What to produce
Every line below that contains "text" is to be copied.

## BEGIN Material for the task

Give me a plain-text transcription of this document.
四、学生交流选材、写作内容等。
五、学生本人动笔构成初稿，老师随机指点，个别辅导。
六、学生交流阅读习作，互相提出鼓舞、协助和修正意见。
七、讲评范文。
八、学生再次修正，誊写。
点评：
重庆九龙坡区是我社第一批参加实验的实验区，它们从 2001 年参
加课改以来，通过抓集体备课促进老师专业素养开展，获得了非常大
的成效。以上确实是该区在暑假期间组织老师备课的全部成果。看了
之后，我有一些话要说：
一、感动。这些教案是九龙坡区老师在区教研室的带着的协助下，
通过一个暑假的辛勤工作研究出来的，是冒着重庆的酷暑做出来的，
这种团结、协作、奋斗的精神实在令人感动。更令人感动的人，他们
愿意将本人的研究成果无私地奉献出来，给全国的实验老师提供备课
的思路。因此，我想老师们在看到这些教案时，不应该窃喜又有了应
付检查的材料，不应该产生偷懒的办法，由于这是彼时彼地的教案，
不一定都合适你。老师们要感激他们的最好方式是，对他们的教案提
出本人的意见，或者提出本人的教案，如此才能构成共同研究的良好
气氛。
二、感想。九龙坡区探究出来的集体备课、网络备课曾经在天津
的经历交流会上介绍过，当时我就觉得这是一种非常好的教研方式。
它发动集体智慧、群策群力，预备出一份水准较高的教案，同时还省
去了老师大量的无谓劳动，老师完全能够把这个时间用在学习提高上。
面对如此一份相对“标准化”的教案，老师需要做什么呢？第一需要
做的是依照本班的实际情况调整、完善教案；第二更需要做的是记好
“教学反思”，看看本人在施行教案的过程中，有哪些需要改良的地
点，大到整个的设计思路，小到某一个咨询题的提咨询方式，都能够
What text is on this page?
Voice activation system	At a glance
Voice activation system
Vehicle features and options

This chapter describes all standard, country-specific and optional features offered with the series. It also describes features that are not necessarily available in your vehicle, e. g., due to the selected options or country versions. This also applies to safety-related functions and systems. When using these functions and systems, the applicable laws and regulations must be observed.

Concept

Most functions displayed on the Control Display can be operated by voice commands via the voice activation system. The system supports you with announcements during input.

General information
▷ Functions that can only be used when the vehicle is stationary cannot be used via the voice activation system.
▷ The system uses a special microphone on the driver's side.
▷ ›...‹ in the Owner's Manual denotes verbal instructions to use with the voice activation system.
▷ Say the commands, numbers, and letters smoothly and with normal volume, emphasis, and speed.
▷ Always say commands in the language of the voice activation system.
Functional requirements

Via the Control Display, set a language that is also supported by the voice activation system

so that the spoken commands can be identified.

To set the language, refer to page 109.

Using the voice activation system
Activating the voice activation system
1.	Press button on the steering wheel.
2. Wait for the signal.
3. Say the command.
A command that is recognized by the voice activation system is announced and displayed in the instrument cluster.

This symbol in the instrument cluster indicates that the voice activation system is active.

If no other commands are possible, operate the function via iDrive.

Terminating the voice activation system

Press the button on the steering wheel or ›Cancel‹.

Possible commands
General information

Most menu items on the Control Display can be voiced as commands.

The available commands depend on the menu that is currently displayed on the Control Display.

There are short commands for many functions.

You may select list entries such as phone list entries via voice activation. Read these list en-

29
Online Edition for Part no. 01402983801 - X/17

## END Material for the task

Result of the exercise
Give me a plain-text transcription of this document.
What text is on this page?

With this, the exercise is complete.